[Stored data]
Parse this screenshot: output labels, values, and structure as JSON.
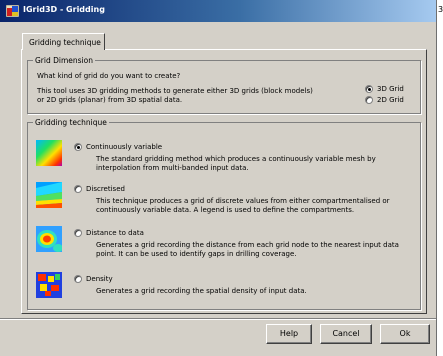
{
  "window": {
    "title": "IGrid3D - Gridding",
    "close_fragment": "3"
  },
  "tab": {
    "label": "Gridding technique"
  },
  "grid_dimension": {
    "legend": "Grid Dimension",
    "question": "What kind of grid do you want to create?",
    "desc_line1": "This tool uses 3D gridding methods to generate either 3D grids (block models)",
    "desc_line2": "or 2D grids (planar) from 3D spatial data.",
    "options": [
      {
        "label": "3D Grid",
        "selected": true
      },
      {
        "label": "2D Grid",
        "selected": false
      }
    ]
  },
  "technique": {
    "legend": "Gridding technique",
    "options": [
      {
        "label": "Continuously variable",
        "selected": true,
        "icon": "continuous-surface-icon",
        "desc1": "The standard gridding method which produces a continuously variable mesh by",
        "desc2": "interpolation from multi-banded input data."
      },
      {
        "label": "Discretised",
        "selected": false,
        "icon": "discretised-surface-icon",
        "desc1": "This technique produces a grid of discrete values from either compartmentalised or",
        "desc2": "continuously variable data. A legend is used to define the compartments."
      },
      {
        "label": "Distance to data",
        "selected": false,
        "icon": "distance-surface-icon",
        "desc1": "Generates a grid recording the distance from each grid node to the nearest input data",
        "desc2": "point. It can be used to identify gaps in drilling coverage."
      },
      {
        "label": "Density",
        "selected": false,
        "icon": "density-surface-icon",
        "desc1": "Generates a grid recording the spatial density of input data.",
        "desc2": ""
      }
    ]
  },
  "buttons": {
    "help": "Help",
    "cancel": "Cancel",
    "ok": "Ok"
  }
}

* TO BE DONE
In the copy, include no pictures; restate the listing above exactly.

* COMPLETE ANSWER
Parse this screenshot: output labels, values, and structure as JSON.
{
  "window": {
    "title": "IGrid3D - Gridding",
    "close_fragment": "3"
  },
  "tab": {
    "label": "Gridding technique"
  },
  "grid_dimension": {
    "legend": "Grid Dimension",
    "question": "What kind of grid do you want to create?",
    "desc_line1": "This tool uses 3D gridding methods to generate either 3D grids (block models)",
    "desc_line2": "or 2D grids (planar) from 3D spatial data.",
    "options": [
      {
        "label": "3D Grid",
        "selected": true
      },
      {
        "label": "2D Grid",
        "selected": false
      }
    ]
  },
  "technique": {
    "legend": "Gridding technique",
    "options": [
      {
        "label": "Continuously variable",
        "selected": true,
        "icon": "continuous-surface-icon",
        "desc1": "The standard gridding method which produces a continuously variable mesh by",
        "desc2": "interpolation from multi-banded input data."
      },
      {
        "label": "Discretised",
        "selected": false,
        "icon": "discretised-surface-icon",
        "desc1": "This technique produces a grid of discrete values from either compartmentalised or",
        "desc2": "continuously variable data. A legend is used to define the compartments."
      },
      {
        "label": "Distance to data",
        "selected": false,
        "icon": "distance-surface-icon",
        "desc1": "Generates a grid recording the distance from each grid node to the nearest input data",
        "desc2": "point. It can be used to identify gaps in drilling coverage."
      },
      {
        "label": "Density",
        "selected": false,
        "icon": "density-surface-icon",
        "desc1": "Generates a grid recording the spatial density of input data.",
        "desc2": ""
      }
    ]
  },
  "buttons": {
    "help": "Help",
    "cancel": "Cancel",
    "ok": "Ok"
  }
}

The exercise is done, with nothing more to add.